§ **WRITTEN EXERCISE**
Repeat the records below exactly.

Recorded data
=====

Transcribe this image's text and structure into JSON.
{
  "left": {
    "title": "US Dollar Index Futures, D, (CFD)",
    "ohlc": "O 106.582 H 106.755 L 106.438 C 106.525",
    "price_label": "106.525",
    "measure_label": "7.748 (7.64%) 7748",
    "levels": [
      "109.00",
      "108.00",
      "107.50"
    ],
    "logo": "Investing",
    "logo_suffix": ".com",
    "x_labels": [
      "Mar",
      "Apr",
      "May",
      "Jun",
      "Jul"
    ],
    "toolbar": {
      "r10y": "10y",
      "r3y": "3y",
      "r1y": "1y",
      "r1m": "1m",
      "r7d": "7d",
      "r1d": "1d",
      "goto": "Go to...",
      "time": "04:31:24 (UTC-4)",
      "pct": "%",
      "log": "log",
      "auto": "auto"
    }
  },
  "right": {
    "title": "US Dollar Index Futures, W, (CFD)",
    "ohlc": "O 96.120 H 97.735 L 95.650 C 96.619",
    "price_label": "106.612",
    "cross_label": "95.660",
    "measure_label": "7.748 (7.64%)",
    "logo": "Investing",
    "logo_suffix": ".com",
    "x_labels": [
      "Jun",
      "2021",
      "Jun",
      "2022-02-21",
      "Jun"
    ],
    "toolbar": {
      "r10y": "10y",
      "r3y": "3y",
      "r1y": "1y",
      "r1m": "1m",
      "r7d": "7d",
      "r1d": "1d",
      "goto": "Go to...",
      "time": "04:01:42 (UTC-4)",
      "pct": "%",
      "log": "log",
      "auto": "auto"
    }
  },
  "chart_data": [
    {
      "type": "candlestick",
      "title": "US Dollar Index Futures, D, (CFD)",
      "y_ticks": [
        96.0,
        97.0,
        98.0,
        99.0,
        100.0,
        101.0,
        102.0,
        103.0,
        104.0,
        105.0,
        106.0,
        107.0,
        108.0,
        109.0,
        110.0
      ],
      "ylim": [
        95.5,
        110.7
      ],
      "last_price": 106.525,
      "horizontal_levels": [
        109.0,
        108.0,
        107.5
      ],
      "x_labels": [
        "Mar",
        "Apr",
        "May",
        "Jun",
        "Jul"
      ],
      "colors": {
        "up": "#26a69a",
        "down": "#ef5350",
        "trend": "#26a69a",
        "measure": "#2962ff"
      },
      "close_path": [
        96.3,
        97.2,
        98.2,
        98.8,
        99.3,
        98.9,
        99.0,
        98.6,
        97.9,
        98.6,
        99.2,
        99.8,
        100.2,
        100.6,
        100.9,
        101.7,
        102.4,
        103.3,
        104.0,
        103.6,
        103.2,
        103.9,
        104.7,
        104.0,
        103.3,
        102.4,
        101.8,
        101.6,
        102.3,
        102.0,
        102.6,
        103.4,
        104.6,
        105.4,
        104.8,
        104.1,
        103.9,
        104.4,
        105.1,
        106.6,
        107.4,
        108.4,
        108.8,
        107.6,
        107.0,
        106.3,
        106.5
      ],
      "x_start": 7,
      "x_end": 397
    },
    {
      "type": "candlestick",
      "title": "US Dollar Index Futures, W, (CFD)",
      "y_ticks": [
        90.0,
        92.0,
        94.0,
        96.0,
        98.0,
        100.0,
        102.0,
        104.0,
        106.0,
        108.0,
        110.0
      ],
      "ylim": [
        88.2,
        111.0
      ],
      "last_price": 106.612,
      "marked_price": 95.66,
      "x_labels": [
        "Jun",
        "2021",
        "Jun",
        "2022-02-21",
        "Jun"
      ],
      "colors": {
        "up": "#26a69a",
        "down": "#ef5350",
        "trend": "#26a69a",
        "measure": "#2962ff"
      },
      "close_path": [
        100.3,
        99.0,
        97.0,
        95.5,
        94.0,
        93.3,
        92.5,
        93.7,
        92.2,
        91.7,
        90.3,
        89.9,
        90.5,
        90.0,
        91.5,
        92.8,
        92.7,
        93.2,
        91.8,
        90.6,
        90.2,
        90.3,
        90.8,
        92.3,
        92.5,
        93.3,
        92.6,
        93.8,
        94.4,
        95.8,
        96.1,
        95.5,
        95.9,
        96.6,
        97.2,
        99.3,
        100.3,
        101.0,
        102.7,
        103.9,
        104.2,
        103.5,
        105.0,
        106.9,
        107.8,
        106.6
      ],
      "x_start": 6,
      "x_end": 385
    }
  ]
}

=====

§ **TASK SOLUTION**
Transcribe this image's text and structure into JSON.
{
  "left": {
    "title": "US Dollar Index Futures, D, (CFD)",
    "ohlc": "O 106.582 H 106.755 L 106.438 C 106.525",
    "price_label": "106.525",
    "measure_label": "7.748 (7.64%) 7748",
    "levels": [
      "109.00",
      "108.00",
      "107.50"
    ],
    "logo": "Investing",
    "logo_suffix": ".com",
    "x_labels": [
      "Mar",
      "Apr",
      "May",
      "Jun",
      "Jul"
    ],
    "toolbar": {
      "r10y": "10y",
      "r3y": "3y",
      "r1y": "1y",
      "r1m": "1m",
      "r7d": "7d",
      "r1d": "1d",
      "goto": "Go to...",
      "time": "04:31:24 (UTC-4)",
      "pct": "%",
      "log": "log",
      "auto": "auto"
    }
  },
  "right": {
    "title": "US Dollar Index Futures, W, (CFD)",
    "ohlc": "O 96.120 H 97.735 L 95.650 C 96.619",
    "price_label": "106.612",
    "cross_label": "95.660",
    "measure_label": "7.748 (7.64%)",
    "logo": "Investing",
    "logo_suffix": ".com",
    "x_labels": [
      "Jun",
      "2021",
      "Jun",
      "2022-02-21",
      "Jun"
    ],
    "toolbar": {
      "r10y": "10y",
      "r3y": "3y",
      "r1y": "1y",
      "r1m": "1m",
      "r7d": "7d",
      "r1d": "1d",
      "goto": "Go to...",
      "time": "04:01:42 (UTC-4)",
      "pct": "%",
      "log": "log",
      "auto": "auto"
    }
  },
  "chart_data": [
    {
      "type": "candlestick",
      "title": "US Dollar Index Futures, D, (CFD)",
      "y_ticks": [
        96.0,
        97.0,
        98.0,
        99.0,
        100.0,
        101.0,
        102.0,
        103.0,
        104.0,
        105.0,
        106.0,
        107.0,
        108.0,
        109.0,
        110.0
      ],
      "ylim": [
        95.5,
        110.7
      ],
      "last_price": 106.525,
      "horizontal_levels": [
        109.0,
        108.0,
        107.5
      ],
      "x_labels": [
        "Mar",
        "Apr",
        "May",
        "Jun",
        "Jul"
      ],
      "colors": {
        "up": "#26a69a",
        "down": "#ef5350",
        "trend": "#26a69a",
        "measure": "#2962ff"
      },
      "close_path": [
        96.3,
        97.2,
        98.2,
        98.8,
        99.3,
        98.9,
        99.0,
        98.6,
        97.9,
        98.6,
        99.2,
        99.8,
        100.2,
        100.6,
        100.9,
        101.7,
        102.4,
        103.3,
        104.0,
        103.6,
        103.2,
        103.9,
        104.7,
        104.0,
        103.3,
        102.4,
        101.8,
        101.6,
        102.3,
        102.0,
        102.6,
        103.4,
        104.6,
        105.4,
        104.8,
        104.1,
        103.9,
        104.4,
        105.1,
        106.6,
        107.4,
        108.4,
        108.8,
        107.6,
        107.0,
        106.3,
        106.5
      ],
      "x_start": 7,
      "x_end": 397
    },
    {
      "type": "candlestick",
      "title": "US Dollar Index Futures, W, (CFD)",
      "y_ticks": [
        90.0,
        92.0,
        94.0,
        96.0,
        98.0,
        100.0,
        102.0,
        104.0,
        106.0,
        108.0,
        110.0
      ],
      "ylim": [
        88.2,
        111.0
      ],
      "last_price": 106.612,
      "marked_price": 95.66,
      "x_labels": [
        "Jun",
        "2021",
        "Jun",
        "2022-02-21",
        "Jun"
      ],
      "colors": {
        "up": "#26a69a",
        "down": "#ef5350",
        "trend": "#26a69a",
        "measure": "#2962ff"
      },
      "close_path": [
        100.3,
        99.0,
        97.0,
        95.5,
        94.0,
        93.3,
        92.5,
        93.7,
        92.2,
        91.7,
        90.3,
        89.9,
        90.5,
        90.0,
        91.5,
        92.8,
        92.7,
        93.2,
        91.8,
        90.6,
        90.2,
        90.3,
        90.8,
        92.3,
        92.5,
        93.3,
        92.6,
        93.8,
        94.4,
        95.8,
        96.1,
        95.5,
        95.9,
        96.6,
        97.2,
        99.3,
        100.3,
        101.0,
        102.7,
        103.9,
        104.2,
        103.5,
        105.0,
        106.9,
        107.8,
        106.6
      ],
      "x_start": 6,
      "x_end": 385
    }
  ]
}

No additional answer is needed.